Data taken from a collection
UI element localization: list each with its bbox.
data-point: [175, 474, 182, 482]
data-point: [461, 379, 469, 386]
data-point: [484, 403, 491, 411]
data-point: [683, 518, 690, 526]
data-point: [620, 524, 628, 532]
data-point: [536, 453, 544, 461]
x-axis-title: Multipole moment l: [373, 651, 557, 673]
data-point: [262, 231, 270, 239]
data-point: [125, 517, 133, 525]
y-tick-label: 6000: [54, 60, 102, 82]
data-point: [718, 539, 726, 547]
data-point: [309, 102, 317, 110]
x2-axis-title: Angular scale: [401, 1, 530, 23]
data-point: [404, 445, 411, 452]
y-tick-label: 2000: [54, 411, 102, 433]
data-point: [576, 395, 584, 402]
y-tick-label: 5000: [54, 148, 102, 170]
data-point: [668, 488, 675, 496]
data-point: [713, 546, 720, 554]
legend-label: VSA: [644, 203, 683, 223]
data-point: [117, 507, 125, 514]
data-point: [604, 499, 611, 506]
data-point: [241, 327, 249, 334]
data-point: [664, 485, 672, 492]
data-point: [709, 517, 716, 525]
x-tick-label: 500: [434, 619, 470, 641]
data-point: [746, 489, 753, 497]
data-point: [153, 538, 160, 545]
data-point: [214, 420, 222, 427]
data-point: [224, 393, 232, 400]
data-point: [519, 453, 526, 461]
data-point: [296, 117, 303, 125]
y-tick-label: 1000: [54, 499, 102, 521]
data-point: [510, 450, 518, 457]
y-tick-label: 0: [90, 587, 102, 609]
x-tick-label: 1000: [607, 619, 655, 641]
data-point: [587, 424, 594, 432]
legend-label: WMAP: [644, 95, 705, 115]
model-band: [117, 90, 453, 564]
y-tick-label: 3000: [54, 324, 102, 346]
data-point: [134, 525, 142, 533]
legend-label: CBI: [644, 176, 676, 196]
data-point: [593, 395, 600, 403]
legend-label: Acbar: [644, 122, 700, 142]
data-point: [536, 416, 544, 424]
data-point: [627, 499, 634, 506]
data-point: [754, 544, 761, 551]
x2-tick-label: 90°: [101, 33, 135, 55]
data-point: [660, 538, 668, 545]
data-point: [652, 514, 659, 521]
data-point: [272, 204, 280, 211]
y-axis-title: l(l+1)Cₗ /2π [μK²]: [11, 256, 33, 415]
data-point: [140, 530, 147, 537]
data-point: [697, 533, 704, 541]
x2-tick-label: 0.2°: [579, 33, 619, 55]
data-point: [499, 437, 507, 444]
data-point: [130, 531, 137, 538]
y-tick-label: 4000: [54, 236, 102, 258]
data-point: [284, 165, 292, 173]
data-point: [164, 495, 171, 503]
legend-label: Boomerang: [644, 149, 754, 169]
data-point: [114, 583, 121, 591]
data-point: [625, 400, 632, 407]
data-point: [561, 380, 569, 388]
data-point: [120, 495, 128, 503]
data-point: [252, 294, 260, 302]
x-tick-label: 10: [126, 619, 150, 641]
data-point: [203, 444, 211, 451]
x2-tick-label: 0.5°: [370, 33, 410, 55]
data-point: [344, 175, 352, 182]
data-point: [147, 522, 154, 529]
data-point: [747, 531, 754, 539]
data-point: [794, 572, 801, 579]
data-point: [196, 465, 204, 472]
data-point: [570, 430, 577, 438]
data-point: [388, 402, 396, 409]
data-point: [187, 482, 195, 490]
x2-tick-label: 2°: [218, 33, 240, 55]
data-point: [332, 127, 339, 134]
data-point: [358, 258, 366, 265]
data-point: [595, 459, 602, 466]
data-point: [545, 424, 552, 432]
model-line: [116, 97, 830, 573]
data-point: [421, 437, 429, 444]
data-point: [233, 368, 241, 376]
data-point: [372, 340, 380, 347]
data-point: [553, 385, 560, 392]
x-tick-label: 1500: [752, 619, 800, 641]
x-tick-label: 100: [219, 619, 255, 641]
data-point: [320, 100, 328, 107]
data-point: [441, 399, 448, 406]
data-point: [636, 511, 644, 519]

Exercise directions - Copy out all the items again, replacing every "data-point" with "point" and keeping the rest unchanged.

Solution to this exercise -
UI element localization: list each with its bbox.
point: [175, 474, 182, 482]
point: [461, 379, 469, 386]
point: [484, 403, 491, 411]
point: [683, 518, 690, 526]
point: [620, 524, 628, 532]
point: [536, 453, 544, 461]
x-axis-title: Multipole moment l: [373, 651, 557, 673]
point: [262, 231, 270, 239]
point: [125, 517, 133, 525]
y-tick-label: 6000: [54, 60, 102, 82]
point: [718, 539, 726, 547]
point: [309, 102, 317, 110]
x2-axis-title: Angular scale: [401, 1, 530, 23]
point: [404, 445, 411, 452]
y-tick-label: 2000: [54, 411, 102, 433]
point: [576, 395, 584, 402]
y-tick-label: 5000: [54, 148, 102, 170]
point: [668, 488, 675, 496]
point: [713, 546, 720, 554]
legend-label: VSA: [644, 203, 683, 223]
point: [117, 507, 125, 514]
point: [604, 499, 611, 506]
point: [241, 327, 249, 334]
point: [664, 485, 672, 492]
point: [709, 517, 716, 525]
x-tick-label: 500: [434, 619, 470, 641]
point: [746, 489, 753, 497]
point: [153, 538, 160, 545]
point: [214, 420, 222, 427]
point: [224, 393, 232, 400]
point: [519, 453, 526, 461]
point: [296, 117, 303, 125]
y-tick-label: 1000: [54, 499, 102, 521]
point: [510, 450, 518, 457]
y-tick-label: 0: [90, 587, 102, 609]
x-tick-label: 1000: [607, 619, 655, 641]
point: [587, 424, 594, 432]
legend-label: WMAP: [644, 95, 705, 115]
model-band: [117, 90, 453, 564]
y-tick-label: 3000: [54, 324, 102, 346]
point: [134, 525, 142, 533]
legend-label: CBI: [644, 176, 676, 196]
point: [593, 395, 600, 403]
legend-label: Acbar: [644, 122, 700, 142]
point: [536, 416, 544, 424]
point: [627, 499, 634, 506]
point: [754, 544, 761, 551]
x2-tick-label: 90°: [101, 33, 135, 55]
point: [660, 538, 668, 545]
point: [652, 514, 659, 521]
point: [272, 204, 280, 211]
y-axis-title: l(l+1)Cₗ /2π [μK²]: [11, 256, 33, 415]
point: [140, 530, 147, 537]
point: [697, 533, 704, 541]
x2-tick-label: 0.2°: [579, 33, 619, 55]
point: [499, 437, 507, 444]
point: [130, 531, 137, 538]
y-tick-label: 4000: [54, 236, 102, 258]
point: [284, 165, 292, 173]
point: [164, 495, 171, 503]
legend-label: Boomerang: [644, 149, 754, 169]
point: [114, 583, 121, 591]
point: [625, 400, 632, 407]
point: [561, 380, 569, 388]
point: [120, 495, 128, 503]
point: [252, 294, 260, 302]
x-tick-label: 10: [126, 619, 150, 641]
point: [203, 444, 211, 451]
x2-tick-label: 0.5°: [370, 33, 410, 55]
point: [344, 175, 352, 182]
point: [147, 522, 154, 529]
point: [747, 531, 754, 539]
point: [794, 572, 801, 579]
point: [196, 465, 204, 472]
point: [570, 430, 577, 438]
point: [388, 402, 396, 409]
point: [187, 482, 195, 490]
x2-tick-label: 2°: [218, 33, 240, 55]
point: [332, 127, 339, 134]
point: [358, 258, 366, 265]
point: [595, 459, 602, 466]
point: [545, 424, 552, 432]
model-line: [116, 97, 830, 573]
point: [421, 437, 429, 444]
point: [233, 368, 241, 376]
point: [372, 340, 380, 347]
point: [553, 385, 560, 392]
x-tick-label: 1500: [752, 619, 800, 641]
x-tick-label: 100: [219, 619, 255, 641]
point: [320, 100, 328, 107]
point: [441, 399, 448, 406]
point: [636, 511, 644, 519]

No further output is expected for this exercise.